• **PROMPT**
Search the entries below. Return every line that has "title" in it.

# start of RECORD EXTRACTS

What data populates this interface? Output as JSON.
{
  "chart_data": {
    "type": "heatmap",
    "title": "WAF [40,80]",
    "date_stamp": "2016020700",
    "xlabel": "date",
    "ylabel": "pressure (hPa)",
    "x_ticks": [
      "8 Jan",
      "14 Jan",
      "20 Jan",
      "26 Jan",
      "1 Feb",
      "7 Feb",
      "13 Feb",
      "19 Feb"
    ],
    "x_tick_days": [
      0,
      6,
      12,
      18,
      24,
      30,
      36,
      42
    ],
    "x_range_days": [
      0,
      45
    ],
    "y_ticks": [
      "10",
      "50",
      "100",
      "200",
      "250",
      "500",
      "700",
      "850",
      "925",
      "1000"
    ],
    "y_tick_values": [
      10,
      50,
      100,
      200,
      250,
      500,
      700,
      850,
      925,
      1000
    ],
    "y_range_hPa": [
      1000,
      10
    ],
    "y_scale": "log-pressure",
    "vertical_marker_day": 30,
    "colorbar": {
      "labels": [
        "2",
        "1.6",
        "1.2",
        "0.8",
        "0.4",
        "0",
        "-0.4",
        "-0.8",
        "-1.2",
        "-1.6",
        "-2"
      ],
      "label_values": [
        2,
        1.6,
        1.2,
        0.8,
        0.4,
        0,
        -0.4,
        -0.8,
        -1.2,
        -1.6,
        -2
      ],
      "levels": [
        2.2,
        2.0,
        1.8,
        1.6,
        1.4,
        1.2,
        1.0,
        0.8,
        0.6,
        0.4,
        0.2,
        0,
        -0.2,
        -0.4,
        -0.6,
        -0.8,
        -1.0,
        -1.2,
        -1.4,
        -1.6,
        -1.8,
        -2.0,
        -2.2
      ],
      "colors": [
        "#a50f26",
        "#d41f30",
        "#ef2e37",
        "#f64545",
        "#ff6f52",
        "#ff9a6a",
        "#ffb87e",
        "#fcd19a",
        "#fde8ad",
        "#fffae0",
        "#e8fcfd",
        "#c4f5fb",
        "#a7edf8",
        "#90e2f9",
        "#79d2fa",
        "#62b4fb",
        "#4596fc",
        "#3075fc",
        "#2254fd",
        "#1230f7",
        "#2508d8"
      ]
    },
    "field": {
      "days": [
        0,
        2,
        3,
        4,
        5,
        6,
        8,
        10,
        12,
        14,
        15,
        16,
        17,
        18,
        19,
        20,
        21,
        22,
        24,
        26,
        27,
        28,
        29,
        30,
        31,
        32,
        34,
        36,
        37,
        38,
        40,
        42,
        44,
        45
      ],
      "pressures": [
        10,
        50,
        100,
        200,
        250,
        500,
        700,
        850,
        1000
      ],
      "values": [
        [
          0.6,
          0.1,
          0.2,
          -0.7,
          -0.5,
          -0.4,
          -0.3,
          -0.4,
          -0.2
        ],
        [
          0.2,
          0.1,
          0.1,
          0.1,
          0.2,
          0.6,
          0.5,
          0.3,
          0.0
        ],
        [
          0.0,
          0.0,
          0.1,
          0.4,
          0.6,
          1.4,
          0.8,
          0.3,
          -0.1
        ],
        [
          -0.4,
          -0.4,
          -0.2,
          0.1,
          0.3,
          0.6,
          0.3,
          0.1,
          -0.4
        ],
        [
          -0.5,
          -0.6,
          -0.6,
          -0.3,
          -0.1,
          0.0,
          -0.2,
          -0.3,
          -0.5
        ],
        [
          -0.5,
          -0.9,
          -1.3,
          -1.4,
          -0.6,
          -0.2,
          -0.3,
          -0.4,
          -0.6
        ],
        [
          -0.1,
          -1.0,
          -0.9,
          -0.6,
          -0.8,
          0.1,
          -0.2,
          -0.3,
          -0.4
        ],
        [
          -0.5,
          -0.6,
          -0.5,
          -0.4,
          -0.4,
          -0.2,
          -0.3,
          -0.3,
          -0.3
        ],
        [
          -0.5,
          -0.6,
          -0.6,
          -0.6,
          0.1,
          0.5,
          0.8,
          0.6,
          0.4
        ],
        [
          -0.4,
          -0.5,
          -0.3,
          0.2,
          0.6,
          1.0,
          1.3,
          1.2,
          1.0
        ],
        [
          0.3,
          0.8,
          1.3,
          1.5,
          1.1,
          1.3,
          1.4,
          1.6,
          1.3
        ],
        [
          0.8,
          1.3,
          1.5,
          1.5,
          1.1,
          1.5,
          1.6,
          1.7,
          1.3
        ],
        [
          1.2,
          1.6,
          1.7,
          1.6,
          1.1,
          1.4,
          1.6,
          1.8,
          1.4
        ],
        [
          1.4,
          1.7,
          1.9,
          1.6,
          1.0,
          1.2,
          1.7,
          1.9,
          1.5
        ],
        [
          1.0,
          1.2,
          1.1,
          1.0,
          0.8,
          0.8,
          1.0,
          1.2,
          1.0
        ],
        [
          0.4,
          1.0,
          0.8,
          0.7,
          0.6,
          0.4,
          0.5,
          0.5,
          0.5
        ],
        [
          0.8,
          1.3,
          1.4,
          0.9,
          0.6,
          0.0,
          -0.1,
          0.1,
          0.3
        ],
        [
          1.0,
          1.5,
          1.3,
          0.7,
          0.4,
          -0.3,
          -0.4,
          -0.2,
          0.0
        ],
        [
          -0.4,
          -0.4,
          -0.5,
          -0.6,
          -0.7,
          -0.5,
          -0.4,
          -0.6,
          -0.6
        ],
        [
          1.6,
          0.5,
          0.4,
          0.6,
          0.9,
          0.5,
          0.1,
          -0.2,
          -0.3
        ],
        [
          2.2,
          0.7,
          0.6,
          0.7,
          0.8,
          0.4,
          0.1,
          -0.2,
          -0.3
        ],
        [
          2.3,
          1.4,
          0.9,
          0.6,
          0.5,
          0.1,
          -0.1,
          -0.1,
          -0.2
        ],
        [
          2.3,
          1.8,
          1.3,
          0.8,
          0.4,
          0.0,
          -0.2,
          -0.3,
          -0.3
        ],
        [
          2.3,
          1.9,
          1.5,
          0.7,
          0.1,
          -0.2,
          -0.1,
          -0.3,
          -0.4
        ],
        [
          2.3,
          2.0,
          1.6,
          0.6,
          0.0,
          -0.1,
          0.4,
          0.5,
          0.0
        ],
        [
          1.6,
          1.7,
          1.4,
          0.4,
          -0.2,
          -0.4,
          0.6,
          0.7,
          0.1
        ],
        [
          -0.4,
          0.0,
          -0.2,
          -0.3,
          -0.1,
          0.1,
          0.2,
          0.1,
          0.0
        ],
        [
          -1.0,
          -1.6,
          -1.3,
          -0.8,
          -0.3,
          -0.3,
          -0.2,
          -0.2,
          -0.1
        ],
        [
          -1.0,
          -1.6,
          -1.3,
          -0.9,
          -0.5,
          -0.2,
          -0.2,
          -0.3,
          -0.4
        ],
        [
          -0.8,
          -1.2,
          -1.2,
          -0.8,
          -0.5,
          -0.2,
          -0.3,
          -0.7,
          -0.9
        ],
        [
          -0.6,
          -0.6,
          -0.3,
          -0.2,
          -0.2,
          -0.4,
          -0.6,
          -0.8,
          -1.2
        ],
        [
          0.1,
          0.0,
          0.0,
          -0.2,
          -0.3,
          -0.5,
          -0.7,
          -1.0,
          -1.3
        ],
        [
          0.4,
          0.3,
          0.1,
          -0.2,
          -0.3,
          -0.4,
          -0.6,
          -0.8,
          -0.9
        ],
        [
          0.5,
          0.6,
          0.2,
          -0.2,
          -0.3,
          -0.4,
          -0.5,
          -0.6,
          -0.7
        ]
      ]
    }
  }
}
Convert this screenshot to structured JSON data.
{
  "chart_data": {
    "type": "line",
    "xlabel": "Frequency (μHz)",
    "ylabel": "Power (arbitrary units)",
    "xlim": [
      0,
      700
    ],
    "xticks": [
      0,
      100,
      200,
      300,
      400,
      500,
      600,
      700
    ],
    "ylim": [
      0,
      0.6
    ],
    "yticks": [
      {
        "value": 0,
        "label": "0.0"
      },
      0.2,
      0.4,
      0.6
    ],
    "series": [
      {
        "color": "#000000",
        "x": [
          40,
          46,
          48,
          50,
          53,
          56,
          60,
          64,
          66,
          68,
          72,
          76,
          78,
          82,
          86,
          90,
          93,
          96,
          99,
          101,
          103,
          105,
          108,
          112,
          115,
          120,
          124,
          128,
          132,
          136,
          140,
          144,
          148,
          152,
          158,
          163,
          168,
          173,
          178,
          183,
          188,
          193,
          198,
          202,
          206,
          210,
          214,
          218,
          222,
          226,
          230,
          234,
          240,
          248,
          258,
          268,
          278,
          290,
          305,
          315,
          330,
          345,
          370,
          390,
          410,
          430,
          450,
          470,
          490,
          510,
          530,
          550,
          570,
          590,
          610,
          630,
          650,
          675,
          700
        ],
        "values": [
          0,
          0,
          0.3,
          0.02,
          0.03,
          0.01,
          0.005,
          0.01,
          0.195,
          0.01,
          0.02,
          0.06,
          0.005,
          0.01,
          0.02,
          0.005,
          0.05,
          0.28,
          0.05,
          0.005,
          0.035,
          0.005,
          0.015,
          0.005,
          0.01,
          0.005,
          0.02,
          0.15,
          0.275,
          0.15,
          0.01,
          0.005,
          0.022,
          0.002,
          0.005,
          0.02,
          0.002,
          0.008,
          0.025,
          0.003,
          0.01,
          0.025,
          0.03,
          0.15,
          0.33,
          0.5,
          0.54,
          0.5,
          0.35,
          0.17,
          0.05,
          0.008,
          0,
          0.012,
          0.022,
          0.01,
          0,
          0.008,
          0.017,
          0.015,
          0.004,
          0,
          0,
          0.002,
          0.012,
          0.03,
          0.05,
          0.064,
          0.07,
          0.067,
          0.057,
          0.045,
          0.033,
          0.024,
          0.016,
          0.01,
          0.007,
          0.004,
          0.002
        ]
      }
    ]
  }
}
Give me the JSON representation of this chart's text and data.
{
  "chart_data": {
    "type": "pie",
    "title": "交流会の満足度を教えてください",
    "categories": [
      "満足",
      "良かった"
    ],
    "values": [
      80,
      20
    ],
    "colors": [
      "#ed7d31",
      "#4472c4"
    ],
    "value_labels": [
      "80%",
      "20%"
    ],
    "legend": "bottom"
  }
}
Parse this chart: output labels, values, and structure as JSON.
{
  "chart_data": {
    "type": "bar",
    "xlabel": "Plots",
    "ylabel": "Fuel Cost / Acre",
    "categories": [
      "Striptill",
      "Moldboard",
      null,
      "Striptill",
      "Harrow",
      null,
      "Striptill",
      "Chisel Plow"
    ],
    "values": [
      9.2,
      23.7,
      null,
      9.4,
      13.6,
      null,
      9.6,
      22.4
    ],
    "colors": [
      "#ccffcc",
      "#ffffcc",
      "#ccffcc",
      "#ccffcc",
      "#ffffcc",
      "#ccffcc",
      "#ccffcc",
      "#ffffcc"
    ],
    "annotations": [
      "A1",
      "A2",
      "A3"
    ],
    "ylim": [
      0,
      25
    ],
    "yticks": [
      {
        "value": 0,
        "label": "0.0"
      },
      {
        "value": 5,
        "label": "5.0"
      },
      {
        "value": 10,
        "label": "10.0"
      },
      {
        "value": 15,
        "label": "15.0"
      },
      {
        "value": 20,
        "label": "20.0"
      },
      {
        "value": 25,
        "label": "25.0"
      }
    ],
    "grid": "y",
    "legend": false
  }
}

# end of RECORD EXTRACTS

• **CORRECT ANSWER**
    "title": "WAF [40,80]",
    "title": "交流会の満足度を教えてください",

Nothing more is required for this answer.